(Dataset items)
____
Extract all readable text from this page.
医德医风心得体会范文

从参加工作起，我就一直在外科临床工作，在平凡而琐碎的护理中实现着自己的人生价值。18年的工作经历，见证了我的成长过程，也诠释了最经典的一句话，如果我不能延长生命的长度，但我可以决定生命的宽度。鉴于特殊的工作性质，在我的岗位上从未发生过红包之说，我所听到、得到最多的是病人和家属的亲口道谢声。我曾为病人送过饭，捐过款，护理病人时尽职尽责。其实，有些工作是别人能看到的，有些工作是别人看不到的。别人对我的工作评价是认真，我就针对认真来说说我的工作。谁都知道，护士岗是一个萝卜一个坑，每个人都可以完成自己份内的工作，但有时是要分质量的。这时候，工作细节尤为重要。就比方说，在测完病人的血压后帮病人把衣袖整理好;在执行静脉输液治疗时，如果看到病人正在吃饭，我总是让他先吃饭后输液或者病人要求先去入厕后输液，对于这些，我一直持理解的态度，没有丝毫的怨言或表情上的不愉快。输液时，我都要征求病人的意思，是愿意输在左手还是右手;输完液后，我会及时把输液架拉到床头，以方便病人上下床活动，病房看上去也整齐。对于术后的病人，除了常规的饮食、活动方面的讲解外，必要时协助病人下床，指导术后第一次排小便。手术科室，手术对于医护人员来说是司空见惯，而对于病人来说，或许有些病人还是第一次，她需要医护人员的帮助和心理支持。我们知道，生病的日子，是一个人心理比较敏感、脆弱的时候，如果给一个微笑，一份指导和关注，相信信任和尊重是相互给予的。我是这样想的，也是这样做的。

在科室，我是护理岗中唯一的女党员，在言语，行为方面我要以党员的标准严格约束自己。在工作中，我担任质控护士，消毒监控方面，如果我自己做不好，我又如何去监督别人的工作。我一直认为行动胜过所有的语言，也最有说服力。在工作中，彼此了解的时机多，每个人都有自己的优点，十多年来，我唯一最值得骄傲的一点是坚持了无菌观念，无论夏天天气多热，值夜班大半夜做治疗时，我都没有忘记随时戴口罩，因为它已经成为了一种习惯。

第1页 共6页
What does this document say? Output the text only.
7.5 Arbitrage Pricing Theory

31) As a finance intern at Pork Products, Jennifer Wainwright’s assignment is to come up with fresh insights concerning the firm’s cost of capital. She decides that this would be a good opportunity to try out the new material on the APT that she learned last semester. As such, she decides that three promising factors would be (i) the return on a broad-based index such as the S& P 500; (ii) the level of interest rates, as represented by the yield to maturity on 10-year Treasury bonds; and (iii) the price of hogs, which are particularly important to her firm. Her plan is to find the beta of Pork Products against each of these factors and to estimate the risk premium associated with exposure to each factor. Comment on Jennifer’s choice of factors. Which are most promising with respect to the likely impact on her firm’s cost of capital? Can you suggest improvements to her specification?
____
* _EXERCISE TASK_
Nothing should be left out: return all of the records exactly.

* _WORKED ANSWER_
Extract all readable text from this page.
医德医风心得体会范文

从参加工作起，我就一直在外科临床工作，在平凡而琐碎的护理中实现着自己的人生价值。18年的工作经历，见证了我的成长过程，也诠释了最经典的一句话，如果我不能延长生命的长度，但我可以决定生命的宽度。鉴于特殊的工作性质，在我的岗位上从未发生过红包之说，我所听到、得到最多的是病人和家属的亲口道谢声。我曾为病人送过饭，捐过款，护理病人时尽职尽责。其实，有些工作是别人能看到的，有些工作是别人看不到的。别人对我的工作评价是认真，我就针对认真来说说我的工作。谁都知道，护士岗是一个萝卜一个坑，每个人都可以完成自己份内的工作，但有时是要分质量的。这时候，工作细节尤为重要。就比方说，在测完病人的血压后帮病人把衣袖整理好;在执行静脉输液治疗时，如果看到病人正在吃饭，我总是让他先吃饭后输液或者病人要求先去入厕后输液，对于这些，我一直持理解的态度，没有丝毫的怨言或表情上的不愉快。输液时，我都要征求病人的意思，是愿意输在左手还是右手;输完液后，我会及时把输液架拉到床头，以方便病人上下床活动，病房看上去也整齐。对于术后的病人，除了常规的饮食、活动方面的讲解外，必要时协助病人下床，指导术后第一次排小便。手术科室，手术对于医护人员来说是司空见惯，而对于病人来说，或许有些病人还是第一次，她需要医护人员的帮助和心理支持。我们知道，生病的日子，是一个人心理比较敏感、脆弱的时候，如果给一个微笑，一份指导和关注，相信信任和尊重是相互给予的。我是这样想的，也是这样做的。

在科室，我是护理岗中唯一的女党员，在言语，行为方面我要以党员的标准严格约束自己。在工作中，我担任质控护士，消毒监控方面，如果我自己做不好，我又如何去监督别人的工作。我一直认为行动胜过所有的语言，也最有说服力。在工作中，彼此了解的时机多，每个人都有自己的优点，十多年来，我唯一最值得骄傲的一点是坚持了无菌观念，无论夏天天气多热，值夜班大半夜做治疗时，我都没有忘记随时戴口罩，因为它已经成为了一种习惯。

第1页 共6页
What does this document say? Output the text only.
7.5 Arbitrage Pricing Theory

31) As a finance intern at Pork Products, Jennifer Wainwright’s assignment is to come up with fresh insights concerning the firm’s cost of capital. She decides that this would be a good opportunity to try out the new material on the APT that she learned last semester. As such, she decides that three promising factors would be (i) the return on a broad-based index such as the S& P 500; (ii) the level of interest rates, as represented by the yield to maturity on 10-year Treasury bonds; and (iii) the price of hogs, which are particularly important to her firm. Her plan is to find the beta of Pork Products against each of these factors and to estimate the risk premium associated with exposure to each factor. Comment on Jennifer’s choice of factors. Which are most promising with respect to the likely impact on her firm’s cost of capital? Can you suggest improvements to her specification?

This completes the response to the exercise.